I have always had a wish. I never minded working out in the weight room and on the treadmill, but did not like keeping up with what I had done. I wanted a trainer that would tell me what to lift, how much, and how many times. Well, I finally got my wish. However, having it in a heart rehab workout center was not exactly what I had in mind.
For those that do not know, I have had a little bout with the heart. I have been diagnosed with a genetic enlarged heart that was touched by a little viral thing and things kicked off. I did not have a heart attack and the heart cath came back with no blockage. I do, however, have to wear a heart defibrillator for 90 days and cannot leave the country for six months.
My life is now filled with some adjustments that have affected me. But, with exercise, diet, medicine, rest, and lots of prayer, I will be fine.
So the question is what have I learned? As I thought about this, I realized how poor choices have played a big part. Though part of the problem is genetic, the other part has come from those wrong choices. I knew better. I knew that I needed to exercise, eat right, lose weight and I did dabble at it, but never really was all in. Therefore, I am where I am.

▶ [INPUT DATA]
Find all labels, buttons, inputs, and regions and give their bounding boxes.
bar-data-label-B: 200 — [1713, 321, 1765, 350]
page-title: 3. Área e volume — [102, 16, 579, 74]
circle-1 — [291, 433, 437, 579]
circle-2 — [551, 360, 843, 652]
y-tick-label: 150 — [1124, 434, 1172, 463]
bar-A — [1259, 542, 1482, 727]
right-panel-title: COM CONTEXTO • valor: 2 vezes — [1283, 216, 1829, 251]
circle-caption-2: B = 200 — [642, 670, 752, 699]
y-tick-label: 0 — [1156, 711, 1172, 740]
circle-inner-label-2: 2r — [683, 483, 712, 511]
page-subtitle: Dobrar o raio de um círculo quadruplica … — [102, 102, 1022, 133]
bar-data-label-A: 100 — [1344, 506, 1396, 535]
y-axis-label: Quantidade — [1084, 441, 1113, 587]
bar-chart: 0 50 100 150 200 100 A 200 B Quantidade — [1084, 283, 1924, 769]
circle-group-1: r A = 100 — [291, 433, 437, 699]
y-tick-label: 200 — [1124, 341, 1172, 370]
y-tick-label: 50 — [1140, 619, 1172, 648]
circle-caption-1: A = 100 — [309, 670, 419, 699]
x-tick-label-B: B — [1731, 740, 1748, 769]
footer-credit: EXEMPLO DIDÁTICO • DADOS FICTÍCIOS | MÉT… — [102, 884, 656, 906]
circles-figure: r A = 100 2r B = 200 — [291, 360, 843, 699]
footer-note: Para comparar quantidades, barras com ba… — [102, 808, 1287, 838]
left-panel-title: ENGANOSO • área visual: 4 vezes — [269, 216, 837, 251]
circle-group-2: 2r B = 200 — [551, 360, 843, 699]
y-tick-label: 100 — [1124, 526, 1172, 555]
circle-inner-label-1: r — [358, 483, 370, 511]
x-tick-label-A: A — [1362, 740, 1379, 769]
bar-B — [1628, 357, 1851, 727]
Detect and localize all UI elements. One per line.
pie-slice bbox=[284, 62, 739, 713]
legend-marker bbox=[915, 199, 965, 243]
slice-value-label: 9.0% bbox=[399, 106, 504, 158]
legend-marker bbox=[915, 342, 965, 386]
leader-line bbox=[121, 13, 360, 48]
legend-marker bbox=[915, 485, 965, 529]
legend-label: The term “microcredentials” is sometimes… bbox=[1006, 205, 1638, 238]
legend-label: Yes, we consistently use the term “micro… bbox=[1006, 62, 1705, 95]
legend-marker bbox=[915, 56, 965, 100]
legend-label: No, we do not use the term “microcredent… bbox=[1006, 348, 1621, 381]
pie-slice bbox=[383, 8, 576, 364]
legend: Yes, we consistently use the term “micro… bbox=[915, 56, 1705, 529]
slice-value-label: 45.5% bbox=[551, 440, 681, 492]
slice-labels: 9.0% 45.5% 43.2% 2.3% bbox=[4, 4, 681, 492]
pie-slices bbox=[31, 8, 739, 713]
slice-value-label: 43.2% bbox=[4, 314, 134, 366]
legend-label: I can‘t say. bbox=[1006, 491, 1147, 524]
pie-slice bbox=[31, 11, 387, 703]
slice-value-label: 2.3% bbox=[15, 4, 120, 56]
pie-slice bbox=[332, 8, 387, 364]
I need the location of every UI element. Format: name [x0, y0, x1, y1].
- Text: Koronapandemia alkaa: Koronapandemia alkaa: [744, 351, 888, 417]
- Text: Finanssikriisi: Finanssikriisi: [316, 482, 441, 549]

▶ [TASK INSTRUCTIONS]
• A. Answer these questions from the text about heart rehab:
(i) What did the writer always want from a trainer?
(ii) What did the heart cath show?
(iii) For how long must the writer wear a heart defibrillator?
• B. Continue the text about heart rehab from its last sentence.

▶ [TASK-BY-TASK OUTPUTS]
• A.
(i) A trainer who would say what to lift, how much, and how many times.
(ii) No blockage.
(iii) 90 days.

• B.
Here is the sad part, though I like talking about this in terms of just “poor choices”, the reality is it has been a sin problem. James 4:17 says, “Anyone, then, who knows the good he ought to do and does not, sins.” I knew the things that should be done and did not do them, therefore it is sin. So really we are in a spiritual issue.
I encourage each of you to take a look at where you are. Are you holding back, in various parts of your life that will keep you from being what God wants you to be? My prayer is if you are, then give that area to God so that you can be what He intends.
So for now, I will be with my new “trainer”, doing the things I should have done before. Hopefully, I won’t need this help long. Keep me in your prayers.